---- GIVEN PASSAGE

Archives for posts with tag: Alex Brooker

Confession time – there has been little new for me to watch this week. No new series have taken my fancy and my week has fell into a humdrum pattern of viewing. The good news is that this week coming there are a couple of new things on the horizon. For now though, you will have to suffer me talking about something I’ve discussed before.

The Last Leg has built a loyal following over the last five years. It has moved beyond its original remit of just being a Paralympics companion show to becoming an incisive current affairs programme, gleefully mixing pop culture references with satire to cut through the news of the week.

By and large, it does an excellent job. Neither forced to be neutral like the BBC or owned by someone with an agenda like our newspapers, it can break down stories to make them understandable whilst offering social commentary. It is positive and uplifting and is capable of discussing both sides of the argument whilst still able to draw a line when one side is talking nonsense. They even have a special ‘bullshit’ button to know when that line is being crossed.

Of course, time restraints mean that they can never go into too much detail, but shows like this are only ever intended to be a jumping off point, especially ones like this that aim to give some light relief. Of course, it is seen by many as a home to ‘libtards’, although this seems harsh when you consider they have been as quick to criticise the shortcomings of Clinton and Corbyn as they have to May and Trump, it’s just the latter two have now got power and need to be more accountable for what they say and do.

--------
---- DATASET EXTRACT

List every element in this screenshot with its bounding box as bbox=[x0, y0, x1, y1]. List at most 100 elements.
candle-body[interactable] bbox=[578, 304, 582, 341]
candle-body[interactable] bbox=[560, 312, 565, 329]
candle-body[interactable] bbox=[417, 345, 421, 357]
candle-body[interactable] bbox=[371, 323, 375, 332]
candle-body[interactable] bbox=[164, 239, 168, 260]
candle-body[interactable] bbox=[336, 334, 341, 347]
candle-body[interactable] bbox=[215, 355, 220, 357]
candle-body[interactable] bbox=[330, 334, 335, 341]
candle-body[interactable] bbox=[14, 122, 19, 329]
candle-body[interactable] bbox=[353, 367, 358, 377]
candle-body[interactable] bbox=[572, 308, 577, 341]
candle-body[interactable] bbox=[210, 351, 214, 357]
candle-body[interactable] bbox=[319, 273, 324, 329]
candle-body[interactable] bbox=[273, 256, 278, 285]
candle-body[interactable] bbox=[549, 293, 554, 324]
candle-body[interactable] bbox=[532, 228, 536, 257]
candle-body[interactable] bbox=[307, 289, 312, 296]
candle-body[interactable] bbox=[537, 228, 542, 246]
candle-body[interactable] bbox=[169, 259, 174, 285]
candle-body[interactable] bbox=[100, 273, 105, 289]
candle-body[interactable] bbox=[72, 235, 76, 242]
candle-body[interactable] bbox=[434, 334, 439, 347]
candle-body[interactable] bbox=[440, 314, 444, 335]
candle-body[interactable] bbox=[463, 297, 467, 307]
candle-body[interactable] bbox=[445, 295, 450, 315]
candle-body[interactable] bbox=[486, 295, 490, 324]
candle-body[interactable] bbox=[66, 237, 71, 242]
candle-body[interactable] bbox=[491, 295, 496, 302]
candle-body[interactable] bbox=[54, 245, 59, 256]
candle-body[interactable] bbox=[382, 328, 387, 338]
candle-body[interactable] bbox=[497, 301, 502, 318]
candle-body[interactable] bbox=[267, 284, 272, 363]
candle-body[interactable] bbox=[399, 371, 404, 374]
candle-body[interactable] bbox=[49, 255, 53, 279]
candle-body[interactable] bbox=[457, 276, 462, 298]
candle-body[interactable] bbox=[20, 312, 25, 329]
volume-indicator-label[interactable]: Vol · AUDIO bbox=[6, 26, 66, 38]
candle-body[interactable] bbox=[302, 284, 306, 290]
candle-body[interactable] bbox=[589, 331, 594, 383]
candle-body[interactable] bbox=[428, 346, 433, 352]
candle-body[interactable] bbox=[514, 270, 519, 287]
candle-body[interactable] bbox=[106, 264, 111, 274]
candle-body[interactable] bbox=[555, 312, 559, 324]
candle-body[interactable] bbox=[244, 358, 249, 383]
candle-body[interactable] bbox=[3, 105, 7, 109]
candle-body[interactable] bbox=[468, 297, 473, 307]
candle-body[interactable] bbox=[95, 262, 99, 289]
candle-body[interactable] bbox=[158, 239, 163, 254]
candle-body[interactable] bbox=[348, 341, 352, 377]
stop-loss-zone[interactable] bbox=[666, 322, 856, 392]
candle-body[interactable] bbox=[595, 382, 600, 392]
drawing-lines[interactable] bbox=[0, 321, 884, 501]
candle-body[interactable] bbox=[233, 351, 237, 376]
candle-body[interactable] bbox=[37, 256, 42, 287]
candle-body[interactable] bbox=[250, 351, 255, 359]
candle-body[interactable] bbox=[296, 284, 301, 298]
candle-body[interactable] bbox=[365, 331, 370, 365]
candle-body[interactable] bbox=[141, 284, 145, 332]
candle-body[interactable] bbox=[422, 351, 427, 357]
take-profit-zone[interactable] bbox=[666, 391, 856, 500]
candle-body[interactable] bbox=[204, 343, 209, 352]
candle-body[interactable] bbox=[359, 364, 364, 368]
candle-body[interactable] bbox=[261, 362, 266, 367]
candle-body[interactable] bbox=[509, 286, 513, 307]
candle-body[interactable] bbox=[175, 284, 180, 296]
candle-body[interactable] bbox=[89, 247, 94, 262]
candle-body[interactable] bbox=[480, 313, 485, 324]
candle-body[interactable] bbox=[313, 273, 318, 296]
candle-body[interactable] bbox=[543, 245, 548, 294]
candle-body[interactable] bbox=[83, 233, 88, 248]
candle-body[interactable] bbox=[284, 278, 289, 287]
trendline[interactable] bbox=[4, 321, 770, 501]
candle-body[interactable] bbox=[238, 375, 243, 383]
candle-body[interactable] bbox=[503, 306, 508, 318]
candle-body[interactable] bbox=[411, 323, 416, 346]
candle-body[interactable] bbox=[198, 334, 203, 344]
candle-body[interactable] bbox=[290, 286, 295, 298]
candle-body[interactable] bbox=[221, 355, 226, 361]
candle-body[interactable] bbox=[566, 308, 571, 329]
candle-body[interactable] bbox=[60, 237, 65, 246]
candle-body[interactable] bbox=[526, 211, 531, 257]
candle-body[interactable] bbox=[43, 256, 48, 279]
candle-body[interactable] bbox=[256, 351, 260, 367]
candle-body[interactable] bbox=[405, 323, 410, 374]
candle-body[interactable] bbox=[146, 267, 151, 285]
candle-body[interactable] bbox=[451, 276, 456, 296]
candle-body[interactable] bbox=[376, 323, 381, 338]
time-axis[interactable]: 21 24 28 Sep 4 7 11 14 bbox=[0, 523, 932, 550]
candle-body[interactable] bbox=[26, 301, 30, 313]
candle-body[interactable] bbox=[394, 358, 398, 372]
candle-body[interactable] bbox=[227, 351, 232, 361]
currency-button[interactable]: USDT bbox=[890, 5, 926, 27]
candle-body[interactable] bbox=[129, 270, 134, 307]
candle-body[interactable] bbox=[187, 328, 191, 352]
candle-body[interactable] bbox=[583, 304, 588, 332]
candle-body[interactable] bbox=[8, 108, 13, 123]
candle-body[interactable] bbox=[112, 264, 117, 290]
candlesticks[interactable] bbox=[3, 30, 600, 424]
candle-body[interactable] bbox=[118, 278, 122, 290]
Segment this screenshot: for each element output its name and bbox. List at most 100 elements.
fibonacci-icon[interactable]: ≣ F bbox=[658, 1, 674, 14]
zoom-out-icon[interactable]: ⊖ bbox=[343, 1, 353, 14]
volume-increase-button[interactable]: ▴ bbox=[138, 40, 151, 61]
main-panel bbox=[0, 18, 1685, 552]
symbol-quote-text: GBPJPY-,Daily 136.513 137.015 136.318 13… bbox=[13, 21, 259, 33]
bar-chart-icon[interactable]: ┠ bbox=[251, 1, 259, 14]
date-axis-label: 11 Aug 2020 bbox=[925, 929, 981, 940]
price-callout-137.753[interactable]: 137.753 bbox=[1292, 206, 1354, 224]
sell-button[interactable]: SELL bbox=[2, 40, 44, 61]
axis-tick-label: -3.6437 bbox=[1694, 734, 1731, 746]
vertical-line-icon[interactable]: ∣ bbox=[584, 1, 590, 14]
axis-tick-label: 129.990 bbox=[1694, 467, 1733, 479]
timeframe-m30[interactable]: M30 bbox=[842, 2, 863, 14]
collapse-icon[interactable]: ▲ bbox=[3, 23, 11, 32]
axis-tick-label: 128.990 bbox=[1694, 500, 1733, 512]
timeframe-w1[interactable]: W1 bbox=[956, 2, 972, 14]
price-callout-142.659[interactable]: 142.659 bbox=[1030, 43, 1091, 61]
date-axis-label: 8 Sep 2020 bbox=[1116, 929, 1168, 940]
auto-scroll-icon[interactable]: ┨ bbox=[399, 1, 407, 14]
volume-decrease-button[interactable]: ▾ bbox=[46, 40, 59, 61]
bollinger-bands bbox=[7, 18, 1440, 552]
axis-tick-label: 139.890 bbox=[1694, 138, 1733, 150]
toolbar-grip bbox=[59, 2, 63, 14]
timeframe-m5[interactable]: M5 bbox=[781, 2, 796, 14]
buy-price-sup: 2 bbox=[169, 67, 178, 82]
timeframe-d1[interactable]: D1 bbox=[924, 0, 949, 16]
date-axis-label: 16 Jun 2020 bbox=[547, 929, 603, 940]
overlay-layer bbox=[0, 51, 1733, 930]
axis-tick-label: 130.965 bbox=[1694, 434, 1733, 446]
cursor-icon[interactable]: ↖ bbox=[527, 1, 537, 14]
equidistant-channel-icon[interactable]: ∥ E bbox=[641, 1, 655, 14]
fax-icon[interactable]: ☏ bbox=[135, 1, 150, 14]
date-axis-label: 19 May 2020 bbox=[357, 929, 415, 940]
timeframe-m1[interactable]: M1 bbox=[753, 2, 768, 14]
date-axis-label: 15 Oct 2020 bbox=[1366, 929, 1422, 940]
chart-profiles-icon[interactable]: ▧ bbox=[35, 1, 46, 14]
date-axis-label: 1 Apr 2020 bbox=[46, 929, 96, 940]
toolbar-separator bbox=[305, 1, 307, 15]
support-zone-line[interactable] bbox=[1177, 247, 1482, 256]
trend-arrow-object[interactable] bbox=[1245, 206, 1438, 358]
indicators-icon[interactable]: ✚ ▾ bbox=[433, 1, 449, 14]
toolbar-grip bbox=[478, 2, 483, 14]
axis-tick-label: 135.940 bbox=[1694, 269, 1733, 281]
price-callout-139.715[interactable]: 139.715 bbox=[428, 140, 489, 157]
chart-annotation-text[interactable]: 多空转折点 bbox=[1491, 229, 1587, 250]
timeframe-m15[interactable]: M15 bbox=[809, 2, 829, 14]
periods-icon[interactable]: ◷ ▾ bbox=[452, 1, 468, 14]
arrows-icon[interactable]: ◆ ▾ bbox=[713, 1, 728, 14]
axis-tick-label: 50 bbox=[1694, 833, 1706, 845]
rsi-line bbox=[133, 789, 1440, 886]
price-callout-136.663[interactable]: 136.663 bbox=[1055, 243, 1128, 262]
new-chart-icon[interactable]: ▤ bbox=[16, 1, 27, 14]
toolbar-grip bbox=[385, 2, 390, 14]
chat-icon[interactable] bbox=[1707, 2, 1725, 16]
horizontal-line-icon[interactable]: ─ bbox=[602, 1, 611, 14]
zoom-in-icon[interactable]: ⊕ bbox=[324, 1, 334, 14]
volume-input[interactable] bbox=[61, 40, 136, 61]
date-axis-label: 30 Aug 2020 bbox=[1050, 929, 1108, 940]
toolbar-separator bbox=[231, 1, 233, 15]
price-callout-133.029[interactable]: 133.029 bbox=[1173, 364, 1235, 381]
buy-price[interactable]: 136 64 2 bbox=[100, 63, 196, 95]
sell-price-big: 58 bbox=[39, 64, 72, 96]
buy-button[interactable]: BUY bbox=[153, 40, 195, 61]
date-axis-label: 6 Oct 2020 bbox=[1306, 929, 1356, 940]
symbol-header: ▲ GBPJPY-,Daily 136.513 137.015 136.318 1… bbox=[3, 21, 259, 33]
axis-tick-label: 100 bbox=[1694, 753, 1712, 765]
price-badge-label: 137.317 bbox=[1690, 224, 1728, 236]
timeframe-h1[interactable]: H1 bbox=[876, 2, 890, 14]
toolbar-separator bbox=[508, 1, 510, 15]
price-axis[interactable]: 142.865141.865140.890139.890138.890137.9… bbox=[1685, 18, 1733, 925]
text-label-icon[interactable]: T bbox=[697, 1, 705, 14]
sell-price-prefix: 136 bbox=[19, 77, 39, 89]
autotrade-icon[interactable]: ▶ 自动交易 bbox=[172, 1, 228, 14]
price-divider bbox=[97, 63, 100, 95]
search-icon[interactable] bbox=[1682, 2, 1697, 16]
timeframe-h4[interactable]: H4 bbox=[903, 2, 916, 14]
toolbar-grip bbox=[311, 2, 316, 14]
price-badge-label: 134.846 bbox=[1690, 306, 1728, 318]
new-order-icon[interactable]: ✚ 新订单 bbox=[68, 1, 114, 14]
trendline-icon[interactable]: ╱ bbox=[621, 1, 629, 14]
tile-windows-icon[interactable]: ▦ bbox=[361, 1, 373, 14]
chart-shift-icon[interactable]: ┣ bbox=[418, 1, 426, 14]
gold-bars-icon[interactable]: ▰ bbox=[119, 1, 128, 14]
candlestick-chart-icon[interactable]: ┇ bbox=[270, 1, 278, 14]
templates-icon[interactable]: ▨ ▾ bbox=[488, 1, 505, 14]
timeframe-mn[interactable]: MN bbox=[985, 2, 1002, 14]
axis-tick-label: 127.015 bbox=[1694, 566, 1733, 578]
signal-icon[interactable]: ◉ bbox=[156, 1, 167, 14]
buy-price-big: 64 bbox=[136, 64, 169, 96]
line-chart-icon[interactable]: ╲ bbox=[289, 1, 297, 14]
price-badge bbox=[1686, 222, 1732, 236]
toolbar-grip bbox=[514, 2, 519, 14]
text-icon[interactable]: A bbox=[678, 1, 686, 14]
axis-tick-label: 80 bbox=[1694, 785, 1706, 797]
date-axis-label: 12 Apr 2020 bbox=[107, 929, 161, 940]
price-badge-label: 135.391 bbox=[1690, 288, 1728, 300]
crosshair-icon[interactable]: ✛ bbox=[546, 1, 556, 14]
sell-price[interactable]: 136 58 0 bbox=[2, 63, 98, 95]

--------

● WHAT TO WORK ON
a. Report every line of the entries that contains "text", with case counting.
b. Carry on the post about The Last Leg from the point where it stops.

● ANSWERS FOR THE TASKS
a.
symbol-quote-text: GBPJPY-,Daily 136.513 137.015 136.318 13… bbox=[13, 21, 259, 33]
chart-annotation-text[interactable]: 多空转折点 bbox=[1491, 229, 1587, 250]
text-label-icon[interactable]: T bbox=[697, 1, 705, 14]
text-icon[interactable]: A bbox=[678, 1, 686, 14]

b.
My biggest critique is that actually, for all its talk of equality and diversity, it sometimes fails its own standards. The last three female guests on the show, Victoria Coren Mitchell, Sandi Toksvig and Sharon Horgan, have all been paired with male guests, with only Horgan’s understandable, as it was her writing partner Rob Delaney. Both Coren Mitchell and Toksvig could hold their own. There didn’t seem to be a need to book a female guess to counter balance Kevin Bridges, and, as Harry Hill pointed out when he appeared, it was ironic that the show broadcast on International Women’s Day had five men and no women.

Similar arguments could be made regarding race and LGBT figures (Stormzy the sole BME guest and Toksvig ticking the LGBT box for the series). Nobody wants this reduced to a box-ticking exercise but something as simple as allowing female guests to fly solo would be a start.

Am I being pedantic? Maybe. But it would be a shame for a show that covers equality and diversity so well in other areas to fall on something as basic as this. Otherwise it might be their hiring policy that is termed ‘bullshit’.


Most TV shows I find I have to watch every week, even if there is no requirement to do so. Chat shows, for example, require no knowledge of who was on previously to impact on the next one. Even so, I often tune in avidly.

The exception to this rule is when the chat show is more one-on-one. Unlike a more ‘panel’ based one, you are entirely dependent on being interested in that person who is under the microscope. A public figure could give all the revelations they want, but if you find the person repellent or just plain dull then the information means nothing.

Which is why I am so surprised at my own hit rate at watching John Bishop: In Conversation With. Three out of the four guests he has had on I have found interesting: James Corden, Charlotte Church and Alex Brooker. Admittedly, I find them so for different reasons. Corden and Brooker, to me, are naturally funny people. I find the dislike of Corden in some quarters to be almost irrational. Church, meanwhile, has led a truly fascinating life as someone who travelled through the always turbulent child star years to being an uncompromising musician and social campaigner.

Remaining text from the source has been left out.